Listed records:

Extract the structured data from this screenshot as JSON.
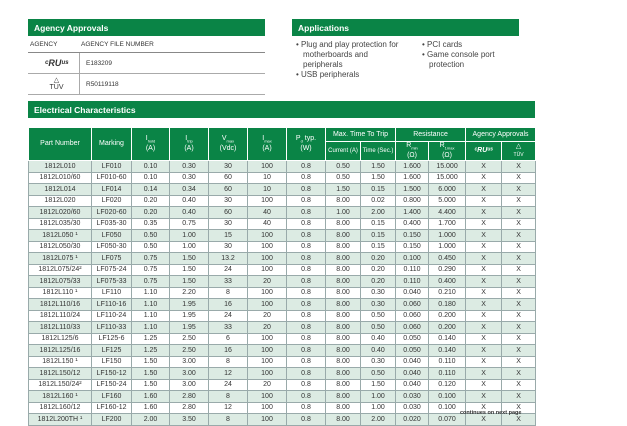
{
  "agency_approvals": {
    "title": "Agency Approvals",
    "col_agency": "AGENCY",
    "col_file": "AGENCY FILE NUMBER",
    "rows": [
      {
        "agency_icon": "ul-mark-icon",
        "file": "E183209"
      },
      {
        "agency_icon": "tuv-mark-icon",
        "file": "R50119118"
      }
    ]
  },
  "applications": {
    "title": "Applications",
    "col1": [
      "Plug and play protection for motherboards and peripherals",
      "USB peripherals"
    ],
    "col2": [
      "PCI cards",
      "Game console port protection"
    ]
  },
  "electrical": {
    "title": "Electrical Characteristics",
    "headers": {
      "part": "Part Number",
      "marking": "Marking",
      "ihold": "I",
      "ihold_sub": "hold",
      "itrip": "I",
      "itrip_sub": "trip",
      "vmax": "V",
      "vmax_sub": "max",
      "imax": "I",
      "imax_sub": "max",
      "pd": "P",
      "pd_sub": "d",
      "pd_suffix": " typ.",
      "unit_a": "(A)",
      "unit_vdc": "(Vdc)",
      "unit_w": "(W)",
      "trip": "Max. Time To Trip",
      "current": "Current (A)",
      "time": "Time (Sec.)",
      "resistance": "Resistance",
      "rmin": "R",
      "rmin_sub": "min",
      "r1max": "R",
      "r1max_sub": "1max",
      "ohm": "(Ω)",
      "agency": "Agency Approvals",
      "tuv": "TÜV"
    },
    "rows": [
      [
        "1812L010",
        "LF010",
        "0.10",
        "0.30",
        "30",
        "100",
        "0.8",
        "0.50",
        "1.50",
        "1.600",
        "15.000",
        "X",
        "X"
      ],
      [
        "1812L010/60",
        "LF010-60",
        "0.10",
        "0.30",
        "60",
        "10",
        "0.8",
        "0.50",
        "1.50",
        "1.600",
        "15.000",
        "X",
        "X"
      ],
      [
        "1812L014",
        "LF014",
        "0.14",
        "0.34",
        "60",
        "10",
        "0.8",
        "1.50",
        "0.15",
        "1.500",
        "6.000",
        "X",
        "X"
      ],
      [
        "1812L020",
        "LF020",
        "0.20",
        "0.40",
        "30",
        "100",
        "0.8",
        "8.00",
        "0.02",
        "0.800",
        "5.000",
        "X",
        "X"
      ],
      [
        "1812L020/60",
        "LF020-60",
        "0.20",
        "0.40",
        "60",
        "40",
        "0.8",
        "1.00",
        "2.00",
        "1.400",
        "4.400",
        "X",
        "X"
      ],
      [
        "1812L035/30",
        "LF035-30",
        "0.35",
        "0.75",
        "30",
        "40",
        "0.8",
        "8.00",
        "0.15",
        "0.400",
        "1.700",
        "X",
        "X"
      ],
      [
        "1812L050 ¹",
        "LF050",
        "0.50",
        "1.00",
        "15",
        "100",
        "0.8",
        "8.00",
        "0.15",
        "0.150",
        "1.000",
        "X",
        "X"
      ],
      [
        "1812L050/30",
        "LF050-30",
        "0.50",
        "1.00",
        "30",
        "100",
        "0.8",
        "8.00",
        "0.15",
        "0.150",
        "1.000",
        "X",
        "X"
      ],
      [
        "1812L075 ¹",
        "LF075",
        "0.75",
        "1.50",
        "13.2",
        "100",
        "0.8",
        "8.00",
        "0.20",
        "0.100",
        "0.450",
        "X",
        "X"
      ],
      [
        "1812L075/24²",
        "LF075-24",
        "0.75",
        "1.50",
        "24",
        "100",
        "0.8",
        "8.00",
        "0.20",
        "0.110",
        "0.290",
        "X",
        "X"
      ],
      [
        "1812L075/33",
        "LF075-33",
        "0.75",
        "1.50",
        "33",
        "20",
        "0.8",
        "8.00",
        "0.20",
        "0.110",
        "0.400",
        "X",
        "X"
      ],
      [
        "1812L110 ¹",
        "LF110",
        "1.10",
        "2.20",
        "8",
        "100",
        "0.8",
        "8.00",
        "0.30",
        "0.040",
        "0.210",
        "X",
        "X"
      ],
      [
        "1812L110/16",
        "LF110-16",
        "1.10",
        "1.95",
        "16",
        "100",
        "0.8",
        "8.00",
        "0.30",
        "0.060",
        "0.180",
        "X",
        "X"
      ],
      [
        "1812L110/24",
        "LF110-24",
        "1.10",
        "1.95",
        "24",
        "20",
        "0.8",
        "8.00",
        "0.50",
        "0.060",
        "0.200",
        "X",
        "X"
      ],
      [
        "1812L110/33",
        "LF110-33",
        "1.10",
        "1.95",
        "33",
        "20",
        "0.8",
        "8.00",
        "0.50",
        "0.060",
        "0.200",
        "X",
        "X"
      ],
      [
        "1812L125/6",
        "LF125-6",
        "1.25",
        "2.50",
        "6",
        "100",
        "0.8",
        "8.00",
        "0.40",
        "0.050",
        "0.140",
        "X",
        "X"
      ],
      [
        "1812L125/16",
        "LF125",
        "1.25",
        "2.50",
        "16",
        "100",
        "0.8",
        "8.00",
        "0.40",
        "0.050",
        "0.140",
        "X",
        "X"
      ],
      [
        "1812L150 ¹",
        "LF150",
        "1.50",
        "3.00",
        "8",
        "100",
        "0.8",
        "8.00",
        "0.30",
        "0.040",
        "0.110",
        "X",
        "X"
      ],
      [
        "1812L150/12",
        "LF150-12",
        "1.50",
        "3.00",
        "12",
        "100",
        "0.8",
        "8.00",
        "0.50",
        "0.040",
        "0.110",
        "X",
        "X"
      ],
      [
        "1812L150/24²",
        "LF150-24",
        "1.50",
        "3.00",
        "24",
        "20",
        "0.8",
        "8.00",
        "1.50",
        "0.040",
        "0.120",
        "X",
        "X"
      ],
      [
        "1812L160 ¹",
        "LF160",
        "1.60",
        "2.80",
        "8",
        "100",
        "0.8",
        "8.00",
        "1.00",
        "0.030",
        "0.100",
        "X",
        "X"
      ],
      [
        "1812L160/12",
        "LF160-12",
        "1.60",
        "2.80",
        "12",
        "100",
        "0.8",
        "8.00",
        "1.00",
        "0.030",
        "0.100",
        "X",
        "X"
      ],
      [
        "1812L200TH ¹",
        "LF200",
        "2.00",
        "3.50",
        "8",
        "100",
        "0.8",
        "8.00",
        "2.00",
        "0.020",
        "0.070",
        "X",
        "X"
      ]
    ]
  },
  "footer": "continues on next page",
  "colors": {
    "brand_green": "#0a8446",
    "stripe": "#dcebe3"
  }
}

What is being asked:
Show all lines from the data above in which the word "protection" appears.

Solution below:
      "Plug and play protection for motherboards and peripherals",
      "Game console port protection"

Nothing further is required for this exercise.